— start of GIVEN RECORDS —

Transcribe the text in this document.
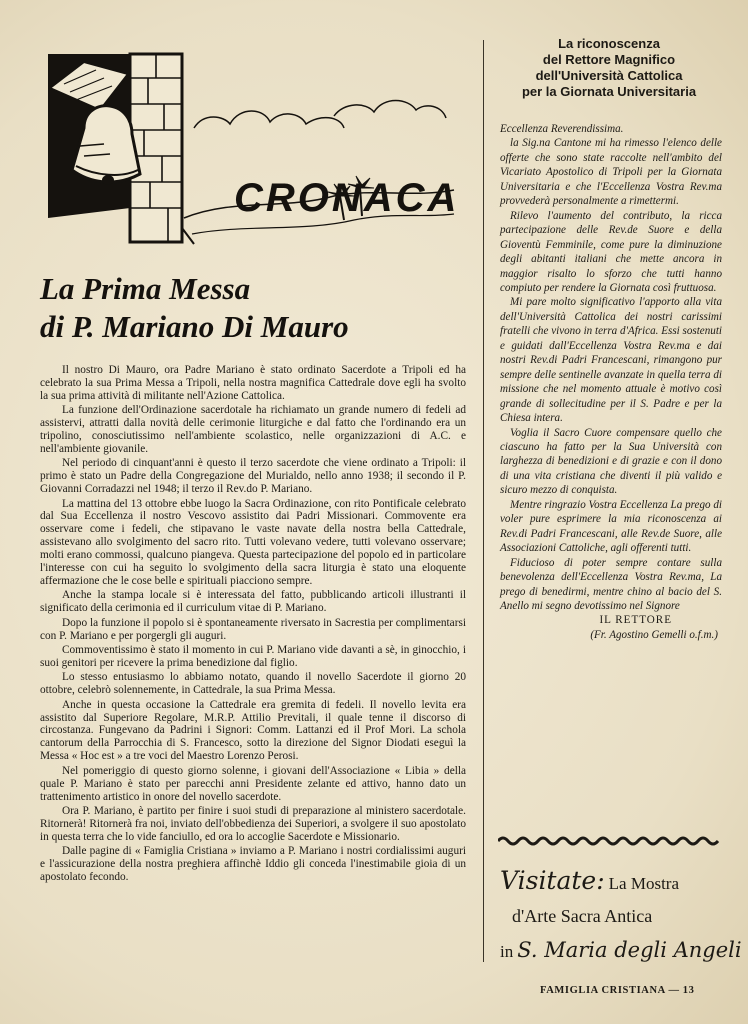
CRONACA
La Prima Messa
di P. Mariano Di Mauro

Il nostro Di Mauro, ora Padre Mariano è stato ordinato Sacerdote a Tripoli ed ha celebrato la sua Prima Messa a Tripoli, nella nostra magnifica Cattedrale dove egli ha svolto la sua prima attività di militante nell'Azione Cattolica.

La funzione dell'Ordinazione sacerdotale ha richiamato un grande numero di fedeli ad assistervi, attratti dalla novità delle cerimonie liturgiche e dal fatto che l'ordinando era un tripolino, conosciutissimo nell'ambiente scolastico, nelle organizzazioni di A.C. e nell'ambiente giovanile.

Nel periodo di cinquant'anni è questo il terzo sacerdote che viene ordinato a Tripoli: il primo è stato un Padre della Congregazione del Murialdo, nello anno 1938; il secondo il P. Giovanni Corradazzi nel 1948; il terzo il Rev.do P. Mariano.

La mattina del 13 ottobre ebbe luogo la Sacra Ordinazione, con rito Pontificale celebrato dal Sua Eccellenza il nostro Vescovo assistito dai Padri Missionari. Commovente era osservare come i fedeli, che stipavano le vaste navate della nostra bella Cattedrale, assistevano allo svolgimento del sacro rito. Tutti volevano vedere, tutti volevano osservare; molti erano commossi, qualcuno piangeva. Questa partecipazione del popolo ed in particolare l'interesse con cui ha seguito lo svolgimento della sacra liturgia è stato una eloquente affermazione che le cose belle e spirituali piacciono sempre.

Anche la stampa locale si è interessata del fatto, pubblicando articoli illustranti il significato della cerimonia ed il curriculum vitae di P. Mariano.

Dopo la funzione il popolo si è spontaneamente riversato in Sacrestia per complimentarsi con P. Mariano e per porgergli gli auguri.

Commoventissimo è stato il momento in cui P. Mariano vide davanti a sè, in ginocchio, i suoi genitori per ricevere la prima benedizione dal figlio.

Lo stesso entusiasmo lo abbiamo notato, quando il novello Sacerdote il giorno 20 ottobre, celebrò solennemente, in Cattedrale, la sua Prima Messa.

Anche in questa occasione la Cattedrale era gremita di fedeli. Il novello levita era assistito dal Superiore Regolare, M.R.P. Attilio Previtali, il quale tenne il discorso di circostanza. Fungevano da Padrini i Signori: Comm. Lattanzi ed il Prof Mori. La schola cantorum della Parrocchia di S. Francesco, sotto la direzione del Signor Diodati eseguì la Messa « Hoc est » a tre voci del Maestro Lorenzo Perosi.

Nel pomeriggio di questo giorno solenne, i giovani dell'Associazione « Libia » della quale P. Mariano è stato per parecchi anni Presidente zelante ed attivo, hanno dato un trattenimento artistico in onore del novello sacerdote.

Ora P. Mariano, è partito per finire i suoi studi di preparazione al ministero sacerdotale. Ritornerà! Ritornerà fra noi, inviato dell'obbedienza dei Superiori, a svolgere il suo apostolato in questa terra che lo vide fanciullo, ed ora lo accoglie Sacerdote e Missionario.

Dalle pagine di « Famiglia Cristiana » inviamo a P. Mariano i nostri cordialissimi auguri e l'assicurazione della nostra preghiera affinchè Iddio gli conceda l'inestimabile gioia di un apostolato fecondo.

La riconoscenza
del Rettore Magnifico
dell'Università Cattolica
per la Giornata Universitaria

Eccellenza Reverendissima.

la Sig.na Cantone mi ha rimesso l'elenco delle offerte che sono state raccolte nell'ambito del Vicariato Apostolico di Tripoli per la Giornata Universitaria e che l'Eccellenza Vostra Rev.ma provvederà personalmente a rimettermi.

Rilevo l'aumento del contributo, la ricca partecipazione delle Rev.de Suore e della Gioventù Femminile, come pure la diminuzione degli abitanti italiani che mette ancora in maggior risalto lo sforzo che tutti hanno compiuto per rendere la Giornata così fruttuosa.

Mi pare molto significativo l'apporto alla vita dell'Università Cattolica dei nostri carissimi fratelli che vivono in terra d'Africa. Essi sostenuti e guidati dall'Eccellenza Vostra Rev.ma e dai nostri Rev.di Padri Francescani, rimangono pur sempre delle sentinelle avanzate in quella terra di missione che nel momento attuale è motivo così grande di sollecitudine per il S. Padre e per la Chiesa intera.

Voglia il Sacro Cuore compensare quello che ciascuno ha fatto per la Sua Università con larghezza di benedizioni e di grazie e con il dono di una vita cristiana che diventi il più valido e sicuro mezzo di conquista.

Mentre ringrazio Vostra Eccellenza La prego di voler pure esprimere la mia riconoscenza ai Rev.di Padri Francescani, alle Rev.de Suore, alle Associazioni Cattoliche, agli offerenti tutti.

Fiducioso di poter sempre contare sulla benevolenza dell'Eccellenza Vostra Rev.ma, La prego di benedirmi, mentre chino al bacio del S. Anello mi segno devotissimo nel Signore

IL RETTORE

(Fr. Agostino Gemelli o.f.m.)

Visitate: La Mostra
d'Arte Sacra Antica
in S. Maria degli Angeli
FAMIGLIA CRISTIANA — 13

— end of GIVEN RECORDS —

▶ _AIM OF THE EXERCISE_:
Copy every line of the listing that includes the string "riconoscenza".

▶ _ANSWER TO THIS PROBLEM_:
La riconoscenza
Mentre ringrazio Vostra Eccellenza La prego di voler pure esprimere la mia riconoscenza ai Rev.di Padri Francescani, alle Rev.de Suore, alle Associazioni Cattoliche, agli offerenti tutti.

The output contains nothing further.